- Prompt:
Pictures within the data are to be left out; everything else must be reproduced exactly.

##############################

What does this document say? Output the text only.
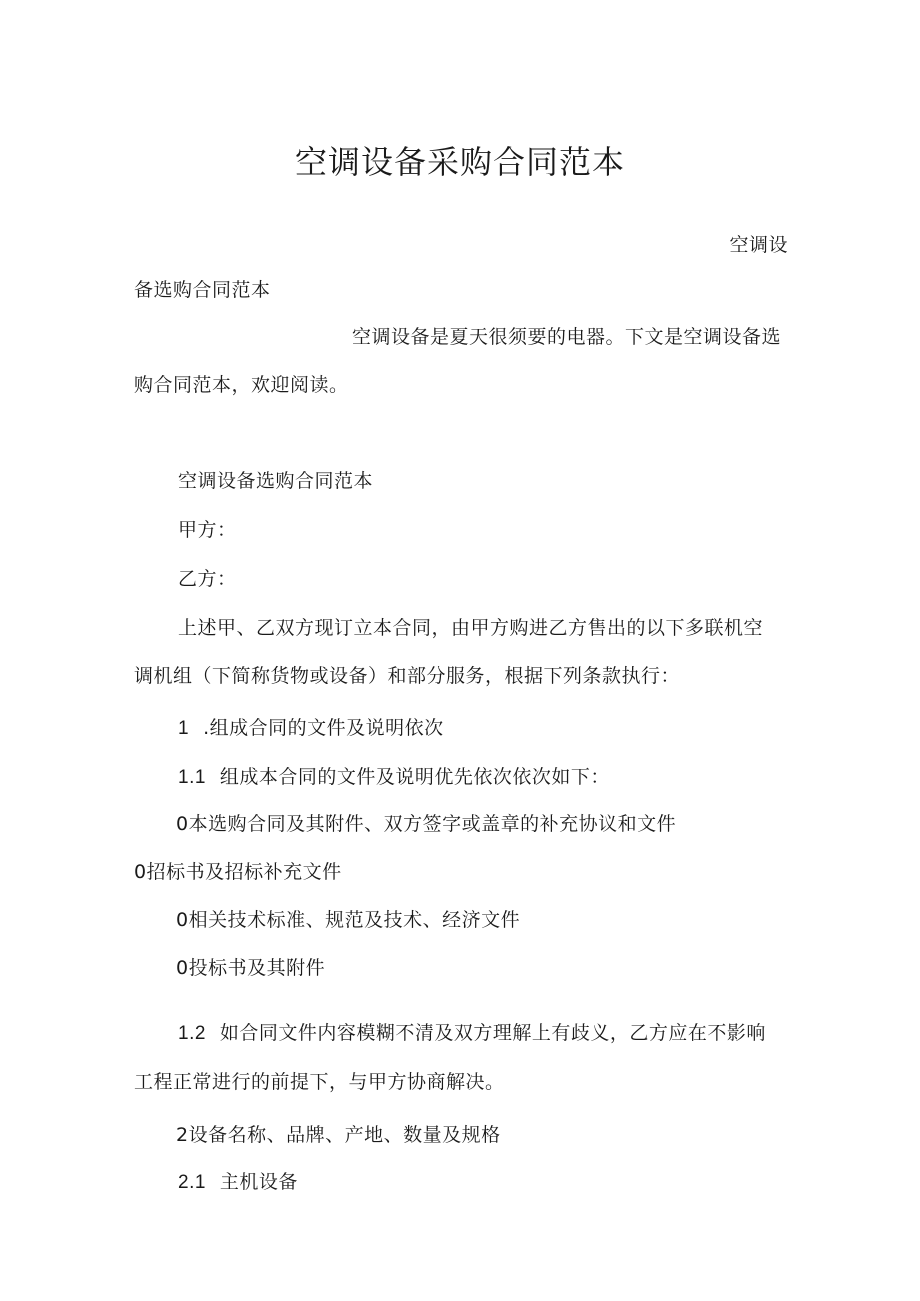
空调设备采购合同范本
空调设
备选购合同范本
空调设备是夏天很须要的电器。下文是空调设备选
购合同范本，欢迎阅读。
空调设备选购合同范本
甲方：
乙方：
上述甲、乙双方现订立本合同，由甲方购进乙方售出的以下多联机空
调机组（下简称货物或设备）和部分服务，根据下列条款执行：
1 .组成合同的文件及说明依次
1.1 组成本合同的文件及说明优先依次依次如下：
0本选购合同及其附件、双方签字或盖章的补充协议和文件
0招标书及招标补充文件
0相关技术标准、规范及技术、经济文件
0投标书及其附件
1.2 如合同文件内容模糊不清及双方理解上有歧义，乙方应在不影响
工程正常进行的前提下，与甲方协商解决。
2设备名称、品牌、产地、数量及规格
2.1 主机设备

##############################

- The response:
What does this document say? Output the text only.
空调设备采购合同范本
空调设
备选购合同范本
空调设备是夏天很须要的电器。下文是空调设备选
购合同范本，欢迎阅读。
空调设备选购合同范本
甲方：
乙方：
上述甲、乙双方现订立本合同，由甲方购进乙方售出的以下多联机空
调机组（下简称货物或设备）和部分服务，根据下列条款执行：
1 .组成合同的文件及说明依次
1.1 组成本合同的文件及说明优先依次依次如下：
0本选购合同及其附件、双方签字或盖章的补充协议和文件
0招标书及招标补充文件
0相关技术标准、规范及技术、经济文件
0投标书及其附件
1.2 如合同文件内容模糊不清及双方理解上有歧义，乙方应在不影响
工程正常进行的前提下，与甲方协商解决。
2设备名称、品牌、产地、数量及规格
2.1 主机设备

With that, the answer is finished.